_EXERCISE REQUIREMENTS_: Write out all of the entries exactly, please.
* Begin DATA FOR PROCESSING *
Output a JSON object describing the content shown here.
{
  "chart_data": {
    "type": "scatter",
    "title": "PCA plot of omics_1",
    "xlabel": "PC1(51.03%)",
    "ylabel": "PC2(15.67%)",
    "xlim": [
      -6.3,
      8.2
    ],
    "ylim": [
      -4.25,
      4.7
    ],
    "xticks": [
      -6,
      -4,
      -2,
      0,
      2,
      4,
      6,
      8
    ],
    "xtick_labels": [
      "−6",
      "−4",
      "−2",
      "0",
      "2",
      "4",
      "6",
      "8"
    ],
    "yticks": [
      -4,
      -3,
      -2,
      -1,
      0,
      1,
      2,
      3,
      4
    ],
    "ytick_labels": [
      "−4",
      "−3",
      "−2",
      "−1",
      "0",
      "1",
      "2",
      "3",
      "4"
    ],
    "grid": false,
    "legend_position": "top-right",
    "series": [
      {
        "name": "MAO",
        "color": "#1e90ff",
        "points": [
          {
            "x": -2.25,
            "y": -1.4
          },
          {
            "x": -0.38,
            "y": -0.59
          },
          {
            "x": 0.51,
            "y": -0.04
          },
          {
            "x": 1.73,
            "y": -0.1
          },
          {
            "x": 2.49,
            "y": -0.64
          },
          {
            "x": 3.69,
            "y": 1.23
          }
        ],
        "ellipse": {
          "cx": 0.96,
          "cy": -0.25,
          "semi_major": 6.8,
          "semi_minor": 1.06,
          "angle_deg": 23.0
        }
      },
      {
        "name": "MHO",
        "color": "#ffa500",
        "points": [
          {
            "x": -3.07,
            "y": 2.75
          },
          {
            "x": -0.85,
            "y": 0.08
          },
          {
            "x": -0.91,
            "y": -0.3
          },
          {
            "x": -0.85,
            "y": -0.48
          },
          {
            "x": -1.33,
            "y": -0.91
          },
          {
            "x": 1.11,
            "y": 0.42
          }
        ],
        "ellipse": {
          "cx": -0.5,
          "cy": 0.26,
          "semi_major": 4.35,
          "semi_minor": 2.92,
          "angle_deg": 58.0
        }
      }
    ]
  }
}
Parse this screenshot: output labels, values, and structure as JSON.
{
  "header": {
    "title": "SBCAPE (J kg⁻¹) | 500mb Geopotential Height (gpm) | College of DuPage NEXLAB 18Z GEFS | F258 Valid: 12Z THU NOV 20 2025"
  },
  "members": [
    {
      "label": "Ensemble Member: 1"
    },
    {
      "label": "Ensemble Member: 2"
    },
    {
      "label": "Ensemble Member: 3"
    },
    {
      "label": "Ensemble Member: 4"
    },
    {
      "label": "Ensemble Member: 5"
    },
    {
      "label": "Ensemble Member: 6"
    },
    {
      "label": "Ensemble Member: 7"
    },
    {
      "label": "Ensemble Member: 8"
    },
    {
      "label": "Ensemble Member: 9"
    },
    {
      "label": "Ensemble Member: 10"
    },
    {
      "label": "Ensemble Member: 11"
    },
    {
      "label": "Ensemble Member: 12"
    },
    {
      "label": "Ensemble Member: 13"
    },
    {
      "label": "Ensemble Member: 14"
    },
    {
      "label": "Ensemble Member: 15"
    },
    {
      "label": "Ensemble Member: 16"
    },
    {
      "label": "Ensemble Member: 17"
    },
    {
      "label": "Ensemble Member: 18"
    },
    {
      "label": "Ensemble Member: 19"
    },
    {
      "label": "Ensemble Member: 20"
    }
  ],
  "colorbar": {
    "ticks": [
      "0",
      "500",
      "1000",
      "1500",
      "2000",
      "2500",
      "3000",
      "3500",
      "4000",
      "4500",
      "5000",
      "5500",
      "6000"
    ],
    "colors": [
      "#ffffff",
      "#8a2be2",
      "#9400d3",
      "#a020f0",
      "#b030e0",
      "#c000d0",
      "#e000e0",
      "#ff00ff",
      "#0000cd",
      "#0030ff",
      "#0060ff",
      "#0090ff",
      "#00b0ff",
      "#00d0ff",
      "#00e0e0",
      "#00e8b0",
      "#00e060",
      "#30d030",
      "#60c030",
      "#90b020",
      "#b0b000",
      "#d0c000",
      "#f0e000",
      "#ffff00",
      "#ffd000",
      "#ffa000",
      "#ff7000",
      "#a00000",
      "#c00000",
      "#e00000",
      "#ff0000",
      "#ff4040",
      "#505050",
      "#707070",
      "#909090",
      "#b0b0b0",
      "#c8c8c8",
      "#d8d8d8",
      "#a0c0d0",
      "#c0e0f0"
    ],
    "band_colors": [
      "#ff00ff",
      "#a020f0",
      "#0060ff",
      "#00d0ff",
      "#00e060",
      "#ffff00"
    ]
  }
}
* End DATA FOR PROCESSING *
_TASK OUTPUT_:
Output a JSON object describing the content shown here.
{
  "chart_data": {
    "type": "scatter",
    "title": "PCA plot of omics_1",
    "xlabel": "PC1(51.03%)",
    "ylabel": "PC2(15.67%)",
    "xlim": [
      -6.3,
      8.2
    ],
    "ylim": [
      -4.25,
      4.7
    ],
    "xticks": [
      -6,
      -4,
      -2,
      0,
      2,
      4,
      6,
      8
    ],
    "xtick_labels": [
      "−6",
      "−4",
      "−2",
      "0",
      "2",
      "4",
      "6",
      "8"
    ],
    "yticks": [
      -4,
      -3,
      -2,
      -1,
      0,
      1,
      2,
      3,
      4
    ],
    "ytick_labels": [
      "−4",
      "−3",
      "−2",
      "−1",
      "0",
      "1",
      "2",
      "3",
      "4"
    ],
    "grid": false,
    "legend_position": "top-right",
    "series": [
      {
        "name": "MAO",
        "color": "#1e90ff",
        "points": [
          {
            "x": -2.25,
            "y": -1.4
          },
          {
            "x": -0.38,
            "y": -0.59
          },
          {
            "x": 0.51,
            "y": -0.04
          },
          {
            "x": 1.73,
            "y": -0.1
          },
          {
            "x": 2.49,
            "y": -0.64
          },
          {
            "x": 3.69,
            "y": 1.23
          }
        ],
        "ellipse": {
          "cx": 0.96,
          "cy": -0.25,
          "semi_major": 6.8,
          "semi_minor": 1.06,
          "angle_deg": 23.0
        }
      },
      {
        "name": "MHO",
        "color": "#ffa500",
        "points": [
          {
            "x": -3.07,
            "y": 2.75
          },
          {
            "x": -0.85,
            "y": 0.08
          },
          {
            "x": -0.91,
            "y": -0.3
          },
          {
            "x": -0.85,
            "y": -0.48
          },
          {
            "x": -1.33,
            "y": -0.91
          },
          {
            "x": 1.11,
            "y": 0.42
          }
        ],
        "ellipse": {
          "cx": -0.5,
          "cy": 0.26,
          "semi_major": 4.35,
          "semi_minor": 2.92,
          "angle_deg": 58.0
        }
      }
    ]
  }
}
Parse this screenshot: output labels, values, and structure as JSON.
{
  "header": {
    "title": "SBCAPE (J kg⁻¹) | 500mb Geopotential Height (gpm) | College of DuPage NEXLAB 18Z GEFS | F258 Valid: 12Z THU NOV 20 2025"
  },
  "members": [
    {
      "label": "Ensemble Member: 1"
    },
    {
      "label": "Ensemble Member: 2"
    },
    {
      "label": "Ensemble Member: 3"
    },
    {
      "label": "Ensemble Member: 4"
    },
    {
      "label": "Ensemble Member: 5"
    },
    {
      "label": "Ensemble Member: 6"
    },
    {
      "label": "Ensemble Member: 7"
    },
    {
      "label": "Ensemble Member: 8"
    },
    {
      "label": "Ensemble Member: 9"
    },
    {
      "label": "Ensemble Member: 10"
    },
    {
      "label": "Ensemble Member: 11"
    },
    {
      "label": "Ensemble Member: 12"
    },
    {
      "label": "Ensemble Member: 13"
    },
    {
      "label": "Ensemble Member: 14"
    },
    {
      "label": "Ensemble Member: 15"
    },
    {
      "label": "Ensemble Member: 16"
    },
    {
      "label": "Ensemble Member: 17"
    },
    {
      "label": "Ensemble Member: 18"
    },
    {
      "label": "Ensemble Member: 19"
    },
    {
      "label": "Ensemble Member: 20"
    }
  ],
  "colorbar": {
    "ticks": [
      "0",
      "500",
      "1000",
      "1500",
      "2000",
      "2500",
      "3000",
      "3500",
      "4000",
      "4500",
      "5000",
      "5500",
      "6000"
    ],
    "colors": [
      "#ffffff",
      "#8a2be2",
      "#9400d3",
      "#a020f0",
      "#b030e0",
      "#c000d0",
      "#e000e0",
      "#ff00ff",
      "#0000cd",
      "#0030ff",
      "#0060ff",
      "#0090ff",
      "#00b0ff",
      "#00d0ff",
      "#00e0e0",
      "#00e8b0",
      "#00e060",
      "#30d030",
      "#60c030",
      "#90b020",
      "#b0b000",
      "#d0c000",
      "#f0e000",
      "#ffff00",
      "#ffd000",
      "#ffa000",
      "#ff7000",
      "#a00000",
      "#c00000",
      "#e00000",
      "#ff0000",
      "#ff4040",
      "#505050",
      "#707070",
      "#909090",
      "#b0b0b0",
      "#c8c8c8",
      "#d8d8d8",
      "#a0c0d0",
      "#c0e0f0"
    ],
    "band_colors": [
      "#ff00ff",
      "#a020f0",
      "#0060ff",
      "#00d0ff",
      "#00e060",
      "#ffff00"
    ]
  }
}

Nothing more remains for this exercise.